STATED PROBLEM — From the entries below, pull out each line where "series" appears.
:: SUPPLIED INFORMATION ::
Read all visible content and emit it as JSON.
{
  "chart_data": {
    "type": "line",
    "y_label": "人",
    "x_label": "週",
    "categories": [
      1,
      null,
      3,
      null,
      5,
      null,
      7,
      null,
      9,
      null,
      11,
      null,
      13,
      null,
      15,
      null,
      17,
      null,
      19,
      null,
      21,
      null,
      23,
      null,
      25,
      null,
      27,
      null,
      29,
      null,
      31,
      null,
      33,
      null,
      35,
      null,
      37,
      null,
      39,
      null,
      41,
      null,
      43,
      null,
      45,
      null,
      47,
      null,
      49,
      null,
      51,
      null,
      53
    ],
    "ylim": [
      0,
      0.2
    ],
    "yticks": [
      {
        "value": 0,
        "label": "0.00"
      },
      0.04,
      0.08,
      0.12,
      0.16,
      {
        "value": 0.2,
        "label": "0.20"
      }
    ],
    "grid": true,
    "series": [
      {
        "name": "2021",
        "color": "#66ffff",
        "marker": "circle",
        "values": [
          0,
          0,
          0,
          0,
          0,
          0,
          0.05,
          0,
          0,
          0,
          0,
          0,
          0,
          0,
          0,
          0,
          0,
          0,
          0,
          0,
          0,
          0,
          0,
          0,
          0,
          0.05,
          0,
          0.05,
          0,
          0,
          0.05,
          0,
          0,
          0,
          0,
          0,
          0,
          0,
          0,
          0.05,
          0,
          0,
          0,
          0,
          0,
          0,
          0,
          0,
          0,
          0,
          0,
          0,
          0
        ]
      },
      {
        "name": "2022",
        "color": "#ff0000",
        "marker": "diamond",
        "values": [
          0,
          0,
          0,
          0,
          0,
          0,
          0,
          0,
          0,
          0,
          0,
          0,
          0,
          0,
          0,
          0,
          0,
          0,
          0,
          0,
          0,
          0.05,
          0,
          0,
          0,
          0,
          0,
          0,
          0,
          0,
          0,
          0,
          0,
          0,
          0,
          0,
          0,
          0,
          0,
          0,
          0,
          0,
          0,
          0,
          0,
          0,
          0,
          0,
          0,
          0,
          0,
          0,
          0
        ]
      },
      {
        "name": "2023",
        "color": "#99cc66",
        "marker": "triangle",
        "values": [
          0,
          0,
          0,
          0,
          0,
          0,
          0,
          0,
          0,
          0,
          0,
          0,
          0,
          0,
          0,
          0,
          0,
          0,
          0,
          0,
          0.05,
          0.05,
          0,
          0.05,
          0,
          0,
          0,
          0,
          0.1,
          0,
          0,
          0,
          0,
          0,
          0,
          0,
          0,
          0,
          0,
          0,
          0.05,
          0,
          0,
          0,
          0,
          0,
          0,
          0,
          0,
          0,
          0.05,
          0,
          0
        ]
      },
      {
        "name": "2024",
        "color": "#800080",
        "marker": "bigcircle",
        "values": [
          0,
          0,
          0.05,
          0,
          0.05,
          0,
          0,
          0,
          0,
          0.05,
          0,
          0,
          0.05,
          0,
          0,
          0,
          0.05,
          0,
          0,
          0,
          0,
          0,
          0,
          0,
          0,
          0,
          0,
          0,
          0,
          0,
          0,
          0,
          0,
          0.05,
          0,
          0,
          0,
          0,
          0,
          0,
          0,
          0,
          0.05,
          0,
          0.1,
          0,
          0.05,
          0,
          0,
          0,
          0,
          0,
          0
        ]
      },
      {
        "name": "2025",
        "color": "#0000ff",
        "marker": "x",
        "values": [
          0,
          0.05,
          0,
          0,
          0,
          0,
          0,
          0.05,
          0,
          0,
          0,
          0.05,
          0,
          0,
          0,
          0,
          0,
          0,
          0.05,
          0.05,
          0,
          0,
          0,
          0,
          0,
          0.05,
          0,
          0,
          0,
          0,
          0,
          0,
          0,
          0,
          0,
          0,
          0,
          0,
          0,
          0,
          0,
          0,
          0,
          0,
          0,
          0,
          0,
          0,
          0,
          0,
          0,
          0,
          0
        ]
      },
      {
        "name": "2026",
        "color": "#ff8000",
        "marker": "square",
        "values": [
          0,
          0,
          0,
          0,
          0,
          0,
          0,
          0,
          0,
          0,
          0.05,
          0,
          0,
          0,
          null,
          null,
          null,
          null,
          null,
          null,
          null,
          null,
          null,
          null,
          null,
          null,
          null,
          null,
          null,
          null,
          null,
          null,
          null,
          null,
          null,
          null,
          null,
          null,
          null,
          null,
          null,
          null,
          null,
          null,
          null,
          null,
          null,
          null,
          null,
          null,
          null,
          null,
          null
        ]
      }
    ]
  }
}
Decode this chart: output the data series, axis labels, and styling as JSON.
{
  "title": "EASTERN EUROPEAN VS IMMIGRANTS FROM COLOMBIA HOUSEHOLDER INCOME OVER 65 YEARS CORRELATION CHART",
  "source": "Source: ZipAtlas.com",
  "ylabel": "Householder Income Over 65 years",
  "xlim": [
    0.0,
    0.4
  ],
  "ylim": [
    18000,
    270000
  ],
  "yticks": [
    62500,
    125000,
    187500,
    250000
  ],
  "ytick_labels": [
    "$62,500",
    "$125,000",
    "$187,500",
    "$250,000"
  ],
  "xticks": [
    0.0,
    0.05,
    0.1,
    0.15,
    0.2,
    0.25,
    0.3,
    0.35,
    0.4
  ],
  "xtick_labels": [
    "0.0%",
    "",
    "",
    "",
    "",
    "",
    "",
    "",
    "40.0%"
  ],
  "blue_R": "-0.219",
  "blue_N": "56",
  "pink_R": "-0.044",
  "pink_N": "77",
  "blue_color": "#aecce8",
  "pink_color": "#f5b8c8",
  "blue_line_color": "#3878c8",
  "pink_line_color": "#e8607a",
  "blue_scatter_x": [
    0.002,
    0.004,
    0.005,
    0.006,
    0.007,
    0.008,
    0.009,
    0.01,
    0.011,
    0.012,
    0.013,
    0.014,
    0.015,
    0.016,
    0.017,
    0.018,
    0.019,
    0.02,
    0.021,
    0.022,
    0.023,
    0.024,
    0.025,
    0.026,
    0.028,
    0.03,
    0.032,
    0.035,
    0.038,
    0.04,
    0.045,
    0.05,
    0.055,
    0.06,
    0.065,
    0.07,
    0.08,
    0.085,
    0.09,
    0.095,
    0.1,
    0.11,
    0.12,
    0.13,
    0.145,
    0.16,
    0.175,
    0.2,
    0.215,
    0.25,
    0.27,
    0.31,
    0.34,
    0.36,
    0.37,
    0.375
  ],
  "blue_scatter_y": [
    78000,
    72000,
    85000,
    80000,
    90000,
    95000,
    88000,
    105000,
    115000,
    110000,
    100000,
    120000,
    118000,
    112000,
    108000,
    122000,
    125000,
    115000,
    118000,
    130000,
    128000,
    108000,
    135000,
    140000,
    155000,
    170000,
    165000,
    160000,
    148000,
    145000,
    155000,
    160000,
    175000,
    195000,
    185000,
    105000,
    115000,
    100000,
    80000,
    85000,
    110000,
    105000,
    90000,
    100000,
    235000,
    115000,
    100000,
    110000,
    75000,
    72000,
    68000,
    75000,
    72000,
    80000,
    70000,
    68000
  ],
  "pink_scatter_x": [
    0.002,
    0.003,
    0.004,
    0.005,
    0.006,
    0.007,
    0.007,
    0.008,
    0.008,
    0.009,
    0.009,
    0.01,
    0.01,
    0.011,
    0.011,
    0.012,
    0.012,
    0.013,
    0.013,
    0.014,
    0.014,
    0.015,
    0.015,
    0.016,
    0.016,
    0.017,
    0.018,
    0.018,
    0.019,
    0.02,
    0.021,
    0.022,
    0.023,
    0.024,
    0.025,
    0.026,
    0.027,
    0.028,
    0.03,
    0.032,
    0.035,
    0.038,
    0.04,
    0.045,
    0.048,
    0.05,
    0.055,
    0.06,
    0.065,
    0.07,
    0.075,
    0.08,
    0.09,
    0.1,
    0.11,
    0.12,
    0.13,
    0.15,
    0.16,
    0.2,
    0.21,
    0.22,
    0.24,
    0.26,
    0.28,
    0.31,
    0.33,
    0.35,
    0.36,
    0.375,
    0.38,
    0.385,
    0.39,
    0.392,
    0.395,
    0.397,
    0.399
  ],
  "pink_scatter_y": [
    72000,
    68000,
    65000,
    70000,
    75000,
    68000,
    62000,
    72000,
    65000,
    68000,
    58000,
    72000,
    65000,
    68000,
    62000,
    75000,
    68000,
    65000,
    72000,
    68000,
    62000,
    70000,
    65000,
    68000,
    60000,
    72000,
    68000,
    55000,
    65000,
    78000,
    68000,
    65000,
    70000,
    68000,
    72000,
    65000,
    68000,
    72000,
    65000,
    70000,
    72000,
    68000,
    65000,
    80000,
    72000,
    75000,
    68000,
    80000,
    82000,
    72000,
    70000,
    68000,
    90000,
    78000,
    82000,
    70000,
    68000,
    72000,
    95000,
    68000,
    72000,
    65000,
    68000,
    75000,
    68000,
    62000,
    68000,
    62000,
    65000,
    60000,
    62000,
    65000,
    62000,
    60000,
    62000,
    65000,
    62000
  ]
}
:::
RESULT —
    "series": [
Decode this chart: output the data series, axis labels, and styling as JSON.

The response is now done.